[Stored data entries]
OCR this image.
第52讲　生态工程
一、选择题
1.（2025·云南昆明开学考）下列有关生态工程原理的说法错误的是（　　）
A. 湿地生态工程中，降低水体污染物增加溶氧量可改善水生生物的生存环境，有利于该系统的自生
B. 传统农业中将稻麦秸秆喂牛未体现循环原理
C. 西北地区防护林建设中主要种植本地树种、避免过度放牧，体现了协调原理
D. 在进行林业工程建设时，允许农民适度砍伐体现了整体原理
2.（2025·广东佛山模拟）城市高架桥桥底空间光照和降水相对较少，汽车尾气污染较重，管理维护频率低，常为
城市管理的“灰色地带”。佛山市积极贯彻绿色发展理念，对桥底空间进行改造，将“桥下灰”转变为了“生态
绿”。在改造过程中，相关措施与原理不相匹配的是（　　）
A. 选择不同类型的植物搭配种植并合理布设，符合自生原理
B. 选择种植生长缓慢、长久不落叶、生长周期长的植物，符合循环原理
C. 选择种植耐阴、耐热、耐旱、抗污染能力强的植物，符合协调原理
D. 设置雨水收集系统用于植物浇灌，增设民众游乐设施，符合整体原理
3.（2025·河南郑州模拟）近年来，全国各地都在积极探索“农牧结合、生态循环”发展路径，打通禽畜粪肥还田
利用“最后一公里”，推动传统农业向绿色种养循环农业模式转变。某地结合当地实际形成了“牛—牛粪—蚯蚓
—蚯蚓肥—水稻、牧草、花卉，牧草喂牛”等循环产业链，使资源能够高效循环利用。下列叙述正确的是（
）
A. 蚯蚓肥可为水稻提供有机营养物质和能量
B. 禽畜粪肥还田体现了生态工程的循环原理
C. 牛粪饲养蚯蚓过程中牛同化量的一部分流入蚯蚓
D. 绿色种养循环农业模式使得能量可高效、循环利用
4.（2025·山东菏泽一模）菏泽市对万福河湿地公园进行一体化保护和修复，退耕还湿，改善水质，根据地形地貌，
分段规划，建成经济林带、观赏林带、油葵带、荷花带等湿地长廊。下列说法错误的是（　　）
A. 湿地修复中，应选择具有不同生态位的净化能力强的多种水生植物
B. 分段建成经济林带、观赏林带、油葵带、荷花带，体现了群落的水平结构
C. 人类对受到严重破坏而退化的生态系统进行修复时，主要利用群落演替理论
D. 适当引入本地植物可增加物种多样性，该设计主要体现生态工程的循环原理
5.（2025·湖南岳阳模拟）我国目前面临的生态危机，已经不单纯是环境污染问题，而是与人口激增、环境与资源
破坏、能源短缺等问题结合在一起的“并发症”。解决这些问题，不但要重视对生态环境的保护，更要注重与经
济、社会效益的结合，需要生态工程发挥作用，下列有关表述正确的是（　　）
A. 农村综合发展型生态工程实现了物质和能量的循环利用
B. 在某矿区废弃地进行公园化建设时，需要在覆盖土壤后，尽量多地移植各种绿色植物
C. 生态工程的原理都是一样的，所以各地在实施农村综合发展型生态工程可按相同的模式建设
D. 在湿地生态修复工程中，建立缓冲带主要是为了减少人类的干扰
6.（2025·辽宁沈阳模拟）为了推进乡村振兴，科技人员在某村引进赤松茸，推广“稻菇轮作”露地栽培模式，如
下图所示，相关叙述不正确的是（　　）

**Requirement**: Copy every line above in which the string "观赏林带" shows up.

**Task answer**:
分段规划，建成经济林带、观赏林带、油葵带、荷花带等湿地长廊。下列说法错误的是（　　）
B. 分段建成经济林带、观赏林带、油葵带、荷花带，体现了群落的水平结构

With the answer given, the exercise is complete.